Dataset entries

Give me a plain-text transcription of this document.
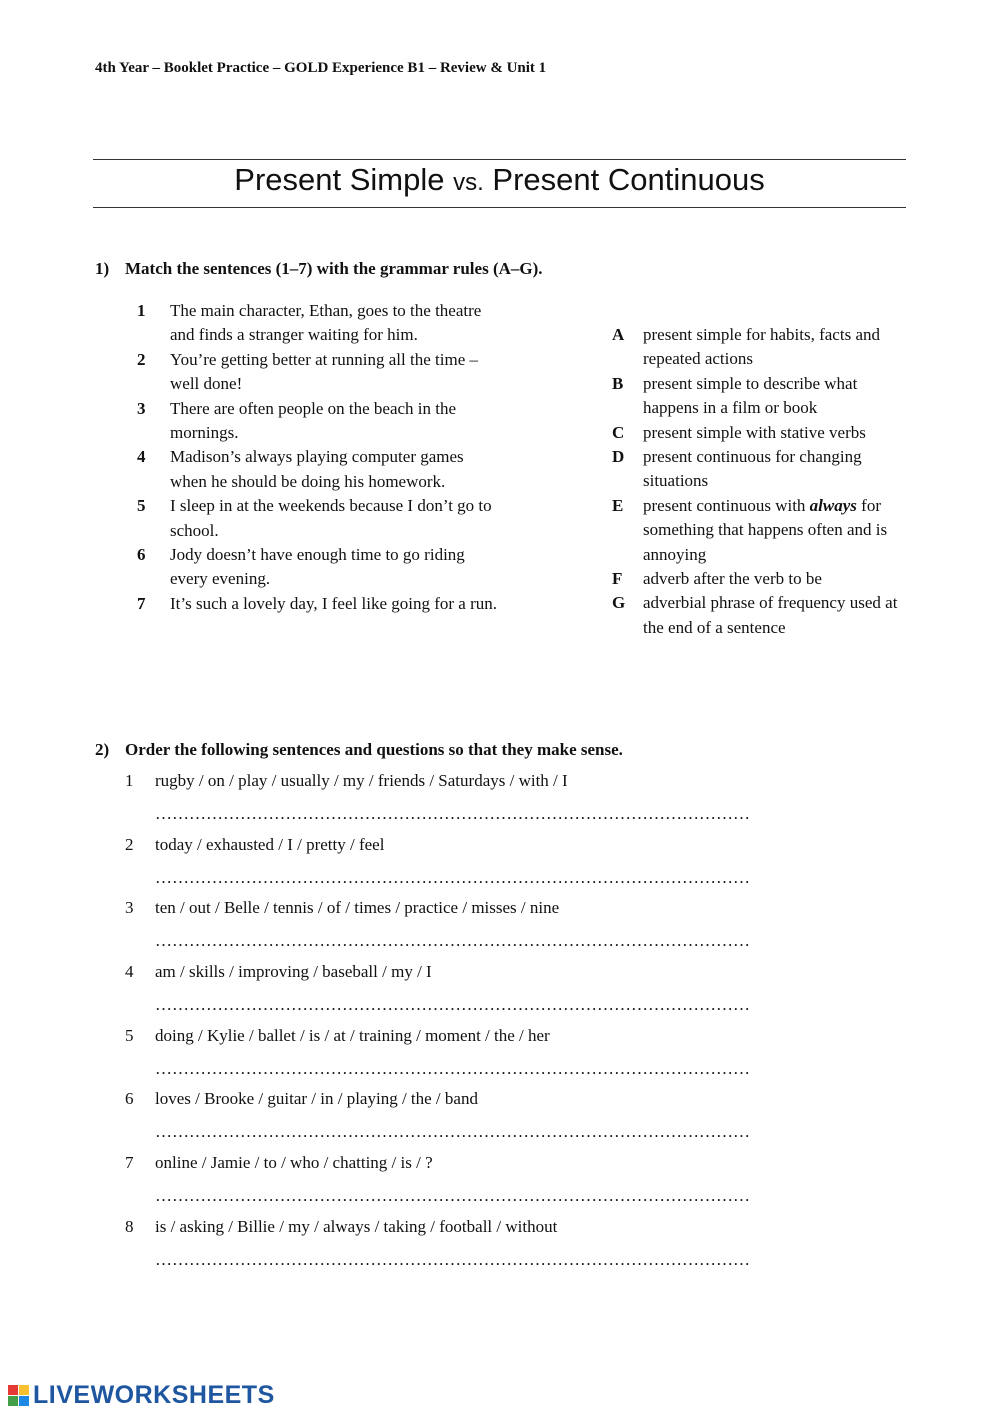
4th Year – Booklet Practice – GOLD Experience B1 – Review & Unit 1
Present Simple vs. Present Continuous
1) Match the sentences (1–7) with the grammar rules (A–G).
1	The main character, Ethan, goes to the theatre and finds a stranger waiting for him.
2	You’re getting better at running all the time – well done!
3	There are often people on the beach in the mornings.
4	Madison’s always playing computer games when he should be doing his homework.
5	I sleep in at the weekends because I don’t go to school.
6	Jody doesn’t have enough time to go riding every evening.
7	It’s such a lovely day, I feel like going for a run.
A	present simple for habits, facts and repeated actions
B	present simple to describe what happens in a film or book
C	present simple with stative verbs
D	present continuous for changing situations
E	present continuous with always for something that happens often and is annoying
F	adverb after the verb to be
G	adverbial phrase of frequency used at the end of a sentence
2) Order the following sentences and questions so that they make sense.
1	rugby / on / play / usually / my / friends / Saturdays / with / I
……………………………………………………………………………………………
2	today / exhausted / I / pretty / feel
……………………………………………………………………………………………
3	ten / out / Belle / tennis / of / times / practice / misses / nine
……………………………………………………………………………………………
4	am / skills / improving / baseball / my / I
……………………………………………………………………………………………
5	doing / Kylie / ballet / is / at / training / moment / the / her
……………………………………………………………………………………………
6	loves / Brooke / guitar / in / playing / the / band
……………………………………………………………………………………………
7	online / Jamie / to / who / chatting / is / ?
……………………………………………………………………………………………
8	is / asking / Billie / my / always / taking / football / without
……………………………………………………………………………………………
LIVEWORKSHEETS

GIVEN REQUEST: Using the records above, list each line that includes "playing".

RESULT:
4	Madison’s always playing computer games when he should be doing his homework.
6	loves / Brooke / guitar / in / playing / the / band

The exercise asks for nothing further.